## Work instructions
In the data below, find each line containing the string "avons" and return it.

[Part of a data file]
▬▬▬

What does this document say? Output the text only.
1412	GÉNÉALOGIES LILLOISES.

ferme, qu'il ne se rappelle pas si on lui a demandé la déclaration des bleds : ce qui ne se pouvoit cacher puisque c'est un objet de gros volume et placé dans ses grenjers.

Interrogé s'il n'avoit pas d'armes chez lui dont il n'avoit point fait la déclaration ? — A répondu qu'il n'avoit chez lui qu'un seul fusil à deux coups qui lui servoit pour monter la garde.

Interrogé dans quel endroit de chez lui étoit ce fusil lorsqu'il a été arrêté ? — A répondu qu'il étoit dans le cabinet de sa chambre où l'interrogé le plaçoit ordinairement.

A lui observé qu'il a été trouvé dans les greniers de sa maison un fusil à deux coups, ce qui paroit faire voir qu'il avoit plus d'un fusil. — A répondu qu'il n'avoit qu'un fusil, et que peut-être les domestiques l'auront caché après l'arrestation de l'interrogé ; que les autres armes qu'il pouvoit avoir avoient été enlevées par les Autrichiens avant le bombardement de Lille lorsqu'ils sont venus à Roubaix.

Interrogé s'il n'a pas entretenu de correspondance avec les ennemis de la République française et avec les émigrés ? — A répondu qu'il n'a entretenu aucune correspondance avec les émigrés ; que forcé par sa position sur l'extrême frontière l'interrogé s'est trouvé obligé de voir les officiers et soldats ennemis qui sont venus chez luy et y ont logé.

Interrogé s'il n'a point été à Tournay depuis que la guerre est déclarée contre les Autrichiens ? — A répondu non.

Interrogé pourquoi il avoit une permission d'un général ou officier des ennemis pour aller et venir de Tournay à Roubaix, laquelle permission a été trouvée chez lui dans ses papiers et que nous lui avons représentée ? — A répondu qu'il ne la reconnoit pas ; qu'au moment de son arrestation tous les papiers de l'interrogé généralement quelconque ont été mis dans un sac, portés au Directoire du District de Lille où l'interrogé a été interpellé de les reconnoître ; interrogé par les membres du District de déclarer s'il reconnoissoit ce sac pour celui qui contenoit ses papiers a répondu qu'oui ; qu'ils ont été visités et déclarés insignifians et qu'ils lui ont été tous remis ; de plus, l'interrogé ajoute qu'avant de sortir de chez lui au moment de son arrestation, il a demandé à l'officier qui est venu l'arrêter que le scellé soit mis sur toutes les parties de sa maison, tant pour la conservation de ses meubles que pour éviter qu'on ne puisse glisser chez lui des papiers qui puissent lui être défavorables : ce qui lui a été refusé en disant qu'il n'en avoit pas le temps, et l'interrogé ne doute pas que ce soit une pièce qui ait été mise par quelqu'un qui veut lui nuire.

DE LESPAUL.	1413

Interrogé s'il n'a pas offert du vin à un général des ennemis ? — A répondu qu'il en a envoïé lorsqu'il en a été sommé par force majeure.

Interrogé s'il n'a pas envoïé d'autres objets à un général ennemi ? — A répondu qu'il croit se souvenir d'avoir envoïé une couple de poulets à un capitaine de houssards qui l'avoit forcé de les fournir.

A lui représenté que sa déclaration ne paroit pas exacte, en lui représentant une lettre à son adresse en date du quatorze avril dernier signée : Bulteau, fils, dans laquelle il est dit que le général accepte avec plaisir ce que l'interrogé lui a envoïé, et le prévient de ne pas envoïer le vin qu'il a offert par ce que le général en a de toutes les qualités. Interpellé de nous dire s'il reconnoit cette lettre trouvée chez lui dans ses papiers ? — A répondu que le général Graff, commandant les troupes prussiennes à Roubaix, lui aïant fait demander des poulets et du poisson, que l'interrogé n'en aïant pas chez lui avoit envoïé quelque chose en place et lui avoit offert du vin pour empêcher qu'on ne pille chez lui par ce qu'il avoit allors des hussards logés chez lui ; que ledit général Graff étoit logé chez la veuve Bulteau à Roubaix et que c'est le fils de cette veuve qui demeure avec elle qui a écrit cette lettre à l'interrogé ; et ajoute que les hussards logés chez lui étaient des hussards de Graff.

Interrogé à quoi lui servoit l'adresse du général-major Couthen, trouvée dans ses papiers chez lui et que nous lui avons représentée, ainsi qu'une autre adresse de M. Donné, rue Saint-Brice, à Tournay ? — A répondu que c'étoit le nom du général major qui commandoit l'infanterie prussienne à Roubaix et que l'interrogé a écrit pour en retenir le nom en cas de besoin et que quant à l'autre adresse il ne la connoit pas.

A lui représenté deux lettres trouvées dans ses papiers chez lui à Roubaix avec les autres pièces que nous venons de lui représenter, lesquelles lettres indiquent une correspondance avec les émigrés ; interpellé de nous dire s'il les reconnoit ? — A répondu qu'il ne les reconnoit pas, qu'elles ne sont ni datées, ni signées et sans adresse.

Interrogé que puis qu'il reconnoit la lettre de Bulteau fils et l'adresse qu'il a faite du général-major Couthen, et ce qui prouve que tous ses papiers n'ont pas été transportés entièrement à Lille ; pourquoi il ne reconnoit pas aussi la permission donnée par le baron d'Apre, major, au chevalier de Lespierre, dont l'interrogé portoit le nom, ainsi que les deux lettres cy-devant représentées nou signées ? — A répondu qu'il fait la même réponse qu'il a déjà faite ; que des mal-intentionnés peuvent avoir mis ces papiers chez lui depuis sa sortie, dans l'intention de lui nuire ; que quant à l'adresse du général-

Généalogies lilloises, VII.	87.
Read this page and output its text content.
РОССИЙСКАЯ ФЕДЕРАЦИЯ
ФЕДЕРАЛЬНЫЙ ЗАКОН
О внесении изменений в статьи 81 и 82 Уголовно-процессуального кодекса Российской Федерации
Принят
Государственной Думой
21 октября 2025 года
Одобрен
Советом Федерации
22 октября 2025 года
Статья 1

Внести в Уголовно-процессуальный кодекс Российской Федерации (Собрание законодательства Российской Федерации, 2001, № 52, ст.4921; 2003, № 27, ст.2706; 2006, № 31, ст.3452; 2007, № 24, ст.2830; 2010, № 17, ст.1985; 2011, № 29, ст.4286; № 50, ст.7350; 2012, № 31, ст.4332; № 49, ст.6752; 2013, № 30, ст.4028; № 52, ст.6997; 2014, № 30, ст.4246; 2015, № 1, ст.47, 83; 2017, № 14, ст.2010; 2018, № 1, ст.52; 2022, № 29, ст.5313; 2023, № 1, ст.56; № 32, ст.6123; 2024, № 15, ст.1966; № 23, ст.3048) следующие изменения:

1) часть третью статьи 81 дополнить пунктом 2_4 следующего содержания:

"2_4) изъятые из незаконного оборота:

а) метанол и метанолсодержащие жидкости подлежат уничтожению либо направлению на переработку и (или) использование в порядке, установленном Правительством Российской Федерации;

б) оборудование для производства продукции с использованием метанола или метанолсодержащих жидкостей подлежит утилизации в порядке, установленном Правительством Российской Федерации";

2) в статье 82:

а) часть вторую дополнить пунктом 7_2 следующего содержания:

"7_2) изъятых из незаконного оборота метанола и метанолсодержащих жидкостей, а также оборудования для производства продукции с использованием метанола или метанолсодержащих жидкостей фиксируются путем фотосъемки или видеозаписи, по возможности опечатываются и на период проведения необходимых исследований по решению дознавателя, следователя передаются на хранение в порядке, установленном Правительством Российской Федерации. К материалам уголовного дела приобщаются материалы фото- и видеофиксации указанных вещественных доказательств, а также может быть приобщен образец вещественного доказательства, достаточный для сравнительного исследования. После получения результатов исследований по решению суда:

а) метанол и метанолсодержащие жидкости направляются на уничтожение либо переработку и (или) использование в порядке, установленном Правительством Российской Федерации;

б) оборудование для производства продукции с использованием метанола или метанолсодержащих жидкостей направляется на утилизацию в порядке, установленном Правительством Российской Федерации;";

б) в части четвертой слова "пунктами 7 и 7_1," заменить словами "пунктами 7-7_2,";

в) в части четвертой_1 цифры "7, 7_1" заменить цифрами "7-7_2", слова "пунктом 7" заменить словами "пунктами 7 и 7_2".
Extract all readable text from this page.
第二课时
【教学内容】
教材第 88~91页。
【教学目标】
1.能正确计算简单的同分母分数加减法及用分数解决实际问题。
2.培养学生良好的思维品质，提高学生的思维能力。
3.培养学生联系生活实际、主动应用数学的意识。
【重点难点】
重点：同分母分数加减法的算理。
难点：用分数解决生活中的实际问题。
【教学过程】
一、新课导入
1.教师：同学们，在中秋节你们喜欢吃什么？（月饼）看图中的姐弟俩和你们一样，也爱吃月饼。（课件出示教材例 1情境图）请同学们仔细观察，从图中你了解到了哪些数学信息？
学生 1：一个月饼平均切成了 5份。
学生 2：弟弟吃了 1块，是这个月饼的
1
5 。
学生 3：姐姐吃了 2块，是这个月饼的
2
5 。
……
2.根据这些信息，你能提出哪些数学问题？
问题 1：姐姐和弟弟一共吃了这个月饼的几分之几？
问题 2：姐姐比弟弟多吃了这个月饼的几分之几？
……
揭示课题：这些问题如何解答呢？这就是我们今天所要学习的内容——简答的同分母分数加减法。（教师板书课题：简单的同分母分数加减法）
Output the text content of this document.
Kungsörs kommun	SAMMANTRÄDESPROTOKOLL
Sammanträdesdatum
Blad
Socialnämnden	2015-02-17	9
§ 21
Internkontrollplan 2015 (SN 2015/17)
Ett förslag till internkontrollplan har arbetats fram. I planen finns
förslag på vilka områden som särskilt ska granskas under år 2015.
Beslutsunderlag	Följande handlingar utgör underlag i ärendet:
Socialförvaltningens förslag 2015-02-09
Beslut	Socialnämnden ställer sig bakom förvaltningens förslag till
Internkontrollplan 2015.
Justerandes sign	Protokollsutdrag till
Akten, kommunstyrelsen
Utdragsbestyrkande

▬▬▬

## Answer to this task
Interrogé pourquoi il avoit une permission d'un général ou officier des ennemis pour aller et venir de Tournay à Roubaix, laquelle permission a été trouvée chez lui dans ses papiers et que nous lui avons représentée ? — A répondu qu'il ne la reconnoit pas ; qu'au moment de son arrestation tous les papiers de l'interrogé généralement quelconque ont été mis dans un sac, portés au Directoire du District de Lille où l'interrogé a été interpellé de les reconnoître ; interrogé par les membres du District de déclarer s'il reconnoissoit ce sac pour celui qui contenoit ses papiers a répondu qu'oui ; qu'ils ont été visités et déclarés insignifians et qu'ils lui ont été tous remis ; de plus, l'interrogé ajoute qu'avant de sortir de chez lui au moment de son arrestation, il a demandé à l'officier qui est venu l'arrêter que le scellé soit mis sur toutes les parties de sa maison, tant pour la conservation de ses meubles que pour éviter qu'on ne puisse glisser chez lui des papiers qui puissent lui être défavorables : ce qui lui a été refusé en disant qu'il n'en avoit pas le temps, et l'interrogé ne doute pas que ce soit une pièce qui ait été mise par quelqu'un qui veut lui nuire.
Interrogé à quoi lui servoit l'adresse du général-major Couthen, trouvée dans ses papiers chez lui et que nous lui avons représentée, ainsi qu'une autre adresse de M. Donné, rue Saint-Brice, à Tournay ? — A répondu que c'étoit le nom du général major qui commandoit l'infanterie prussienne à Roubaix et que l'interrogé a écrit pour en retenir le nom en cas de besoin et que quant à l'autre adresse il ne la connoit pas.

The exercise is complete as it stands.